- [Recorded information]
START

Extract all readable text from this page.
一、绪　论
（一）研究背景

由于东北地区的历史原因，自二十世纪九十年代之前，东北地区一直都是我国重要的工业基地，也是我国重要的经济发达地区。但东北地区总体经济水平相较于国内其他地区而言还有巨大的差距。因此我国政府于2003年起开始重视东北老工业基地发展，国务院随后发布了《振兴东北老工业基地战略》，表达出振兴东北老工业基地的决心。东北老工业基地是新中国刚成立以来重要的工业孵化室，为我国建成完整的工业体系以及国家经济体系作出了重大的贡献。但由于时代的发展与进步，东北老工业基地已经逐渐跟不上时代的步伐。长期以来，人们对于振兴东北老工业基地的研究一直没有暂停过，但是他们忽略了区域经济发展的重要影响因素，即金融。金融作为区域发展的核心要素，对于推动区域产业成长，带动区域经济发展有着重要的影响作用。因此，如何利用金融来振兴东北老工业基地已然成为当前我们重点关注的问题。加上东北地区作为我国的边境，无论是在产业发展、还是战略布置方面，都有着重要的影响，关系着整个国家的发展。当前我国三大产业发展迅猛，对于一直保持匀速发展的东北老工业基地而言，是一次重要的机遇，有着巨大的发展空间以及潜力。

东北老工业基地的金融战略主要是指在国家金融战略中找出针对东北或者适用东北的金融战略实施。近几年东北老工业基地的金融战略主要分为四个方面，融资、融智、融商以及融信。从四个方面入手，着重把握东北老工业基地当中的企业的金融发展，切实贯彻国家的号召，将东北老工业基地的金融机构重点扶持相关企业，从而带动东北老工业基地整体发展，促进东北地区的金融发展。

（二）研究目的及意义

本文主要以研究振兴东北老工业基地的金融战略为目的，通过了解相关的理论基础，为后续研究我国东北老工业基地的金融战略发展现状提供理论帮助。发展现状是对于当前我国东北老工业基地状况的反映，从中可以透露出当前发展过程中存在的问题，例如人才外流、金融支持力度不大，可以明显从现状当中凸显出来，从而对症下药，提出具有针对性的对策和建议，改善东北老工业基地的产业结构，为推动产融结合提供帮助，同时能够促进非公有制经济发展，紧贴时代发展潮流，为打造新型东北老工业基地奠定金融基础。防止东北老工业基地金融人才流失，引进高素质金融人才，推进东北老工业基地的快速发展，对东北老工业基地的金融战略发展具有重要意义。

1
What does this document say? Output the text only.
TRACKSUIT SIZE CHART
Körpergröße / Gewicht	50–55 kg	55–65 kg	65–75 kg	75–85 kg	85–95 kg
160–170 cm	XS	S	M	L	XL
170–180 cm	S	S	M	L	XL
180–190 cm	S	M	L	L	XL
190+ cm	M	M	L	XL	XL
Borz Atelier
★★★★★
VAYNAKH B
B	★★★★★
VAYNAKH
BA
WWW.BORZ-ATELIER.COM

END

- [To be done]
Write out every line of the records exactly.

- [Task answer]
Extract all readable text from this page.
一、绪　论
（一）研究背景

由于东北地区的历史原因，自二十世纪九十年代之前，东北地区一直都是我国重要的工业基地，也是我国重要的经济发达地区。但东北地区总体经济水平相较于国内其他地区而言还有巨大的差距。因此我国政府于2003年起开始重视东北老工业基地发展，国务院随后发布了《振兴东北老工业基地战略》，表达出振兴东北老工业基地的决心。东北老工业基地是新中国刚成立以来重要的工业孵化室，为我国建成完整的工业体系以及国家经济体系作出了重大的贡献。但由于时代的发展与进步，东北老工业基地已经逐渐跟不上时代的步伐。长期以来，人们对于振兴东北老工业基地的研究一直没有暂停过，但是他们忽略了区域经济发展的重要影响因素，即金融。金融作为区域发展的核心要素，对于推动区域产业成长，带动区域经济发展有着重要的影响作用。因此，如何利用金融来振兴东北老工业基地已然成为当前我们重点关注的问题。加上东北地区作为我国的边境，无论是在产业发展、还是战略布置方面，都有着重要的影响，关系着整个国家的发展。当前我国三大产业发展迅猛，对于一直保持匀速发展的东北老工业基地而言，是一次重要的机遇，有着巨大的发展空间以及潜力。

东北老工业基地的金融战略主要是指在国家金融战略中找出针对东北或者适用东北的金融战略实施。近几年东北老工业基地的金融战略主要分为四个方面，融资、融智、融商以及融信。从四个方面入手，着重把握东北老工业基地当中的企业的金融发展，切实贯彻国家的号召，将东北老工业基地的金融机构重点扶持相关企业，从而带动东北老工业基地整体发展，促进东北地区的金融发展。

（二）研究目的及意义

本文主要以研究振兴东北老工业基地的金融战略为目的，通过了解相关的理论基础，为后续研究我国东北老工业基地的金融战略发展现状提供理论帮助。发展现状是对于当前我国东北老工业基地状况的反映，从中可以透露出当前发展过程中存在的问题，例如人才外流、金融支持力度不大，可以明显从现状当中凸显出来，从而对症下药，提出具有针对性的对策和建议，改善东北老工业基地的产业结构，为推动产融结合提供帮助，同时能够促进非公有制经济发展，紧贴时代发展潮流，为打造新型东北老工业基地奠定金融基础。防止东北老工业基地金融人才流失，引进高素质金融人才，推进东北老工业基地的快速发展，对东北老工业基地的金融战略发展具有重要意义。

1
What does this document say? Output the text only.
TRACKSUIT SIZE CHART
Körpergröße / Gewicht	50–55 kg	55–65 kg	65–75 kg	75–85 kg	85–95 kg
160–170 cm	XS	S	M	L	XL
170–180 cm	S	S	M	L	XL
180–190 cm	S	M	L	L	XL
190+ cm	M	M	L	XL	XL
Borz Atelier
★★★★★
VAYNAKH B
B	★★★★★
VAYNAKH
BA
WWW.BORZ-ATELIER.COM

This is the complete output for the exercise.